Cela se remarque tout particulièrement dans les pays du Sud global. Les infrastructures font défaut : consultations médicales, médicaments ou cabinets de soins. Où il n’existe aucun marché rentable, aucun médicament n'est produit et aucune infrastructure n'est mise en place.

Par exemple, le Mali ne disposait, en mars, que de seulement 5 (!) respirateurs pour une population de 19 millions d'habitant·e·s. Une chose est déjà certaine : le même processus se répétera lors de la distribution d'éventuels vaccins. Nous avons donc besoin de mettre fin à cette société du profit et d’instaurer une véritable solidarité mondiale.

Soins de base en Suisse

Un système de soins suisse solidaire et de qualité devrait reposer sur trois piliers : une capacité suffisante (même en temps de crise), un personnel en nombre suffisant disposant de bonnes conditions de travail et un financement solidaire.

-------------------------

Consigne »
Répondez, s'il vous plaît, à ces questions sur le texte de lecture :
(a) Quelles infrastructures font défaut dans les pays du Sud global ?
(b) De combien de respirateurs le Mali disposait-il en mars, et pour quelle population ?
(c) Sur quels trois piliers devrait reposer un système de soins suisse solidaire et de qualité ?
Les lignes n'ont aucun rapport avec le texte de lecture.

-------------------------

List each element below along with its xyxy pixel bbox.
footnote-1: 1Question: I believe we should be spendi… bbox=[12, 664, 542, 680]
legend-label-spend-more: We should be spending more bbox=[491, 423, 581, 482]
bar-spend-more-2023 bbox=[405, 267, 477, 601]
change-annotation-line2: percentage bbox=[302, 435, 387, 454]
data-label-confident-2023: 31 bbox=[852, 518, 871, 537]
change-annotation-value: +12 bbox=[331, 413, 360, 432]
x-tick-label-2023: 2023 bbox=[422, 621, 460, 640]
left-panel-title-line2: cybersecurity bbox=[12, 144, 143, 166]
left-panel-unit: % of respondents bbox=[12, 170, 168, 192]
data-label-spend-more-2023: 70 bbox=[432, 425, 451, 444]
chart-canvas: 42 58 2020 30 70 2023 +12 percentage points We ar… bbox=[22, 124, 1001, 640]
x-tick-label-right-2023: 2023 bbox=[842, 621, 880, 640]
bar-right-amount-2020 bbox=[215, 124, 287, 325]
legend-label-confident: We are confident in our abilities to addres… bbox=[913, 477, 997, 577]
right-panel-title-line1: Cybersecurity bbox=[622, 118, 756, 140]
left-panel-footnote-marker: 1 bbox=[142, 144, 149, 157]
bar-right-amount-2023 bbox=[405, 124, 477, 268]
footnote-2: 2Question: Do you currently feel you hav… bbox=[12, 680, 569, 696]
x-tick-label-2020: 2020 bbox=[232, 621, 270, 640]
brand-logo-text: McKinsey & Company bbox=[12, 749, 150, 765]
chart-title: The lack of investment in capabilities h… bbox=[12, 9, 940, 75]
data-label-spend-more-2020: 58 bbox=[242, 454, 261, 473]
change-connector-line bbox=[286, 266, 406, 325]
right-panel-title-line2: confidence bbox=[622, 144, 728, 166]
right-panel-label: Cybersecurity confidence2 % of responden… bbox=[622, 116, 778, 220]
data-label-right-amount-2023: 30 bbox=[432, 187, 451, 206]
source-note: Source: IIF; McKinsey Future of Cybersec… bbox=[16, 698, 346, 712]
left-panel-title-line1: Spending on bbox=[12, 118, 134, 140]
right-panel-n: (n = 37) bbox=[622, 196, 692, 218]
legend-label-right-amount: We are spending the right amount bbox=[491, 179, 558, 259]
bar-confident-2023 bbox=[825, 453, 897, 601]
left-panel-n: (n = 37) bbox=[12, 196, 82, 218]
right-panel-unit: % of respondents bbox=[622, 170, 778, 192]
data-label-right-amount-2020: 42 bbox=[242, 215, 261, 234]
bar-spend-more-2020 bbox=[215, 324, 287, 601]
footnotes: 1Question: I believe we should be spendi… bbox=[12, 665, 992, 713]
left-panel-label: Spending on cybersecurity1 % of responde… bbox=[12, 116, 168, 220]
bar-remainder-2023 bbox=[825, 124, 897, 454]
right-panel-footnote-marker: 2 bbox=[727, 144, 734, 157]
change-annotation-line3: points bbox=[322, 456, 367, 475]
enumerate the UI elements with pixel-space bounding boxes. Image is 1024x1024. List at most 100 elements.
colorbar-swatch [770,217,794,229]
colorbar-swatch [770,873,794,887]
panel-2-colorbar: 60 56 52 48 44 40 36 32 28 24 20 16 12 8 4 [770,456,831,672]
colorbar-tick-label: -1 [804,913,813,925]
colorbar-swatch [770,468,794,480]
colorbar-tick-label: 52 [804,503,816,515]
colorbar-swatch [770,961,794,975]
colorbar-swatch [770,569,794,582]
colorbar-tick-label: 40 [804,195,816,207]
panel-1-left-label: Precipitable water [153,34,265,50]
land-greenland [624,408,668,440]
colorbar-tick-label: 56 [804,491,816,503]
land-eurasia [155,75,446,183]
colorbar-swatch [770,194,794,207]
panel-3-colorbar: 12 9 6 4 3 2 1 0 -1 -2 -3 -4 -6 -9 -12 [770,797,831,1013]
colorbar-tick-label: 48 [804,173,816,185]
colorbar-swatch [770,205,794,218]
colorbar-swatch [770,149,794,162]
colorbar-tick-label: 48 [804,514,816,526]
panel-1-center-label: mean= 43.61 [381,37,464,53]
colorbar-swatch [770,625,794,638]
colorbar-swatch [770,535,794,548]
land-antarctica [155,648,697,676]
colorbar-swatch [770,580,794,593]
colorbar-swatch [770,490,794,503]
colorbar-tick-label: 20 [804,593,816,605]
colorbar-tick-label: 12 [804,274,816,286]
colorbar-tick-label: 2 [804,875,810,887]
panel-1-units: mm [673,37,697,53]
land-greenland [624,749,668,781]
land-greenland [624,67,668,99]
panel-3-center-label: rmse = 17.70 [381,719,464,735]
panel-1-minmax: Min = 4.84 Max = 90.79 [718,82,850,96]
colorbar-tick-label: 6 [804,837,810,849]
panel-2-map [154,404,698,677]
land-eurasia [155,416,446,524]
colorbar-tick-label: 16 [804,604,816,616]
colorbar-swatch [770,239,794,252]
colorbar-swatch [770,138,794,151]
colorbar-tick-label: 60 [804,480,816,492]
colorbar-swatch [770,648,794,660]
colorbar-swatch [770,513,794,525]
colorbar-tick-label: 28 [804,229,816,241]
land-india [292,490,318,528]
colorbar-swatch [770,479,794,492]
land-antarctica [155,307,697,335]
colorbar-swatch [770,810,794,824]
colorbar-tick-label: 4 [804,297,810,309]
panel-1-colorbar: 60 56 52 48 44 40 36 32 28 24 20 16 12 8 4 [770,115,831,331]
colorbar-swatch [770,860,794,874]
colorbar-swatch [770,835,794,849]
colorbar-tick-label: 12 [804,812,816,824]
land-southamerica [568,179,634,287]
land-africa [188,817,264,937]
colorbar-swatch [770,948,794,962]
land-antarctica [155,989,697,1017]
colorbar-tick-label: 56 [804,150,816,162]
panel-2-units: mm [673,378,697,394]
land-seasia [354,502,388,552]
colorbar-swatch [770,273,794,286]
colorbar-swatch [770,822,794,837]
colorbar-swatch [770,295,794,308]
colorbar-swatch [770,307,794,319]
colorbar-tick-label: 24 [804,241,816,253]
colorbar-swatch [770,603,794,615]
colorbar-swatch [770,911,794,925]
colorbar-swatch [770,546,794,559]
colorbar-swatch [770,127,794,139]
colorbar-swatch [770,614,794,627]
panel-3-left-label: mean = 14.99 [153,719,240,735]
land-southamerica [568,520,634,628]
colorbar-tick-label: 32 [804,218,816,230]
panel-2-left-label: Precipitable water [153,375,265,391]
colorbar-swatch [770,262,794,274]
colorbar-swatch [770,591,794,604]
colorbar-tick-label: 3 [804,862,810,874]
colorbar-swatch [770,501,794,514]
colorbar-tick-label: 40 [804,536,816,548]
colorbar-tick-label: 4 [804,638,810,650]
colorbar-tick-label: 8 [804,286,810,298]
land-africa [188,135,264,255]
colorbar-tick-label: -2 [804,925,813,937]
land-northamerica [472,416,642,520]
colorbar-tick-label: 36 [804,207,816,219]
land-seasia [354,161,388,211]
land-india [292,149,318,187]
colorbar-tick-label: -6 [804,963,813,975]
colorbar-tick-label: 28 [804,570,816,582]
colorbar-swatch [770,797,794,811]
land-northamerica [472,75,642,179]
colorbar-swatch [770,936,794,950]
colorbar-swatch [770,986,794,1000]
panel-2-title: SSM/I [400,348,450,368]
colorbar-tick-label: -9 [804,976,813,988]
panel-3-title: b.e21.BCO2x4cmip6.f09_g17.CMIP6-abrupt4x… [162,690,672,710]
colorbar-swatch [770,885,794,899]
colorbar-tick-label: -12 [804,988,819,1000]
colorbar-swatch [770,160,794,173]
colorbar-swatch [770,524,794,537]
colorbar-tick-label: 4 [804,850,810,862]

-------------------------

Votre réponse »
(a) Les consultations médicales, les médicaments ou les cabinets de soins.
(b) De seulement 5 respirateurs pour une population de 19 millions d'habitant·e·s.
(c) Une capacité suffisante (même en temps de crise), un personnel en nombre suffisant disposant de bonnes conditions de travail et un financement solidaire.